Exercise requirements: Return the material word for word. Do not include pictures.
— start Record list —
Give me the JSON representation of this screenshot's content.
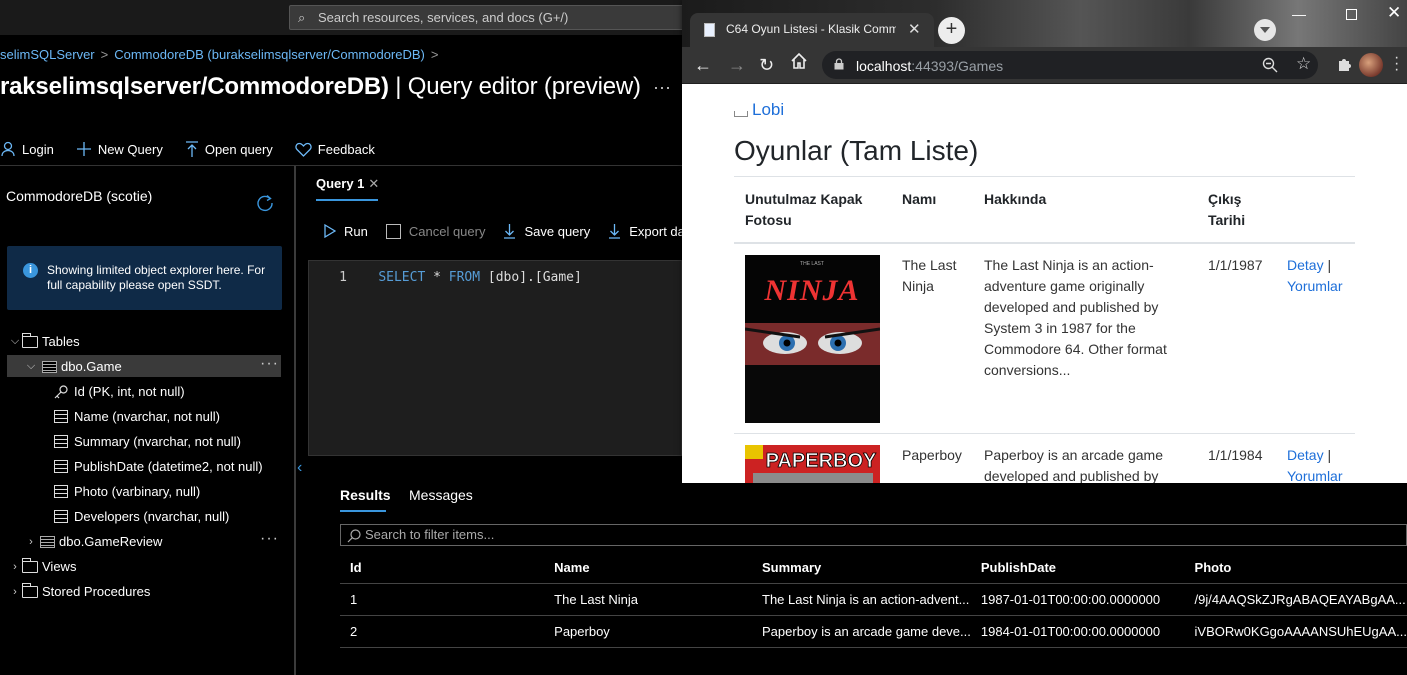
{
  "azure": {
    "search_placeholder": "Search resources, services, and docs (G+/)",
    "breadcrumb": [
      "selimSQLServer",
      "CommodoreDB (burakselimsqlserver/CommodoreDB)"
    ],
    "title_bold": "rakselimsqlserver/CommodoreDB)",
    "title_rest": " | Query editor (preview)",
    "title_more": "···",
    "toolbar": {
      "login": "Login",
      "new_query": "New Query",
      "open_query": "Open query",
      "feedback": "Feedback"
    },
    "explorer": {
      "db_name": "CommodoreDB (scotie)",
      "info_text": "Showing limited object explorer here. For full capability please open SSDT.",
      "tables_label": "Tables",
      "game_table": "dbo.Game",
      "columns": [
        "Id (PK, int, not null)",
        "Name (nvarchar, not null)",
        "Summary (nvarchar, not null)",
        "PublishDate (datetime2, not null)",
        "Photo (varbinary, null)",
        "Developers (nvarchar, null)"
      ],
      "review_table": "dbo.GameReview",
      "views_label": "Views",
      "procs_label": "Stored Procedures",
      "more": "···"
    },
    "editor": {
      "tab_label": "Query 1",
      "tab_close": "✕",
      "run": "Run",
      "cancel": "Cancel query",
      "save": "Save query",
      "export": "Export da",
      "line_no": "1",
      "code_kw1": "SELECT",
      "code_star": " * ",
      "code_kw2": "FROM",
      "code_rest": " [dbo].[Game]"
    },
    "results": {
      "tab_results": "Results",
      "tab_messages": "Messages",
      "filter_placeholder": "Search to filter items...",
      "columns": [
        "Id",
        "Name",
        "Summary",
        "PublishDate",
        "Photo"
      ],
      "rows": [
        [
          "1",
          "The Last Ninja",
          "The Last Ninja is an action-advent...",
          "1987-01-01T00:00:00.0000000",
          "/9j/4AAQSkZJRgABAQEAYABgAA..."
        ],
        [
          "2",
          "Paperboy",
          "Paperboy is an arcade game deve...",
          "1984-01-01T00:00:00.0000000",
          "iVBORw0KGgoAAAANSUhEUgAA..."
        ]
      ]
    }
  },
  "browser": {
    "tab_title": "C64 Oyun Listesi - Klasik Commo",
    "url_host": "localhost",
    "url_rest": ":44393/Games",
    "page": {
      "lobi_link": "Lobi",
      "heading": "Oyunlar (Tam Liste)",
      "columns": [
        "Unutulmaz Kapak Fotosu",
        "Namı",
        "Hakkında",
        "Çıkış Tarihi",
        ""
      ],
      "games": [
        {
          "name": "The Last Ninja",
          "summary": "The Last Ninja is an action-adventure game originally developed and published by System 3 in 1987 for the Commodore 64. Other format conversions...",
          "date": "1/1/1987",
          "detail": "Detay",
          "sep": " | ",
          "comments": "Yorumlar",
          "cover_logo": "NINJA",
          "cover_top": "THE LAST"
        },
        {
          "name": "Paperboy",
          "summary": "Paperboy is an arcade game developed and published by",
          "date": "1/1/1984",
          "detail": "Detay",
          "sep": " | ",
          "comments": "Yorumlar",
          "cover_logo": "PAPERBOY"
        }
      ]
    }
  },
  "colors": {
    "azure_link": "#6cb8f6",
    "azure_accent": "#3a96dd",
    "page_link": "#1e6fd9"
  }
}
— end Record list —
Task response:
Give me the JSON representation of this screenshot's content.
{
  "azure": {
    "search_placeholder": "Search resources, services, and docs (G+/)",
    "breadcrumb": [
      "selimSQLServer",
      "CommodoreDB (burakselimsqlserver/CommodoreDB)"
    ],
    "title_bold": "rakselimsqlserver/CommodoreDB)",
    "title_rest": " | Query editor (preview)",
    "title_more": "···",
    "toolbar": {
      "login": "Login",
      "new_query": "New Query",
      "open_query": "Open query",
      "feedback": "Feedback"
    },
    "explorer": {
      "db_name": "CommodoreDB (scotie)",
      "info_text": "Showing limited object explorer here. For full capability please open SSDT.",
      "tables_label": "Tables",
      "game_table": "dbo.Game",
      "columns": [
        "Id (PK, int, not null)",
        "Name (nvarchar, not null)",
        "Summary (nvarchar, not null)",
        "PublishDate (datetime2, not null)",
        "Photo (varbinary, null)",
        "Developers (nvarchar, null)"
      ],
      "review_table": "dbo.GameReview",
      "views_label": "Views",
      "procs_label": "Stored Procedures",
      "more": "···"
    },
    "editor": {
      "tab_label": "Query 1",
      "tab_close": "✕",
      "run": "Run",
      "cancel": "Cancel query",
      "save": "Save query",
      "export": "Export da",
      "line_no": "1",
      "code_kw1": "SELECT",
      "code_star": " * ",
      "code_kw2": "FROM",
      "code_rest": " [dbo].[Game]"
    },
    "results": {
      "tab_results": "Results",
      "tab_messages": "Messages",
      "filter_placeholder": "Search to filter items...",
      "columns": [
        "Id",
        "Name",
        "Summary",
        "PublishDate",
        "Photo"
      ],
      "rows": [
        [
          "1",
          "The Last Ninja",
          "The Last Ninja is an action-advent...",
          "1987-01-01T00:00:00.0000000",
          "/9j/4AAQSkZJRgABAQEAYABgAA..."
        ],
        [
          "2",
          "Paperboy",
          "Paperboy is an arcade game deve...",
          "1984-01-01T00:00:00.0000000",
          "iVBORw0KGgoAAAANSUhEUgAA..."
        ]
      ]
    }
  },
  "browser": {
    "tab_title": "C64 Oyun Listesi - Klasik Commo",
    "url_host": "localhost",
    "url_rest": ":44393/Games",
    "page": {
      "lobi_link": "Lobi",
      "heading": "Oyunlar (Tam Liste)",
      "columns": [
        "Unutulmaz Kapak Fotosu",
        "Namı",
        "Hakkında",
        "Çıkış Tarihi",
        ""
      ],
      "games": [
        {
          "name": "The Last Ninja",
          "summary": "The Last Ninja is an action-adventure game originally developed and published by System 3 in 1987 for the Commodore 64. Other format conversions...",
          "date": "1/1/1987",
          "detail": "Detay",
          "sep": " | ",
          "comments": "Yorumlar",
          "cover_logo": "NINJA",
          "cover_top": "THE LAST"
        },
        {
          "name": "Paperboy",
          "summary": "Paperboy is an arcade game developed and published by",
          "date": "1/1/1984",
          "detail": "Detay",
          "sep": " | ",
          "comments": "Yorumlar",
          "cover_logo": "PAPERBOY"
        }
      ]
    }
  },
  "colors": {
    "azure_link": "#6cb8f6",
    "azure_accent": "#3a96dd",
    "page_link": "#1e6fd9"
  }
}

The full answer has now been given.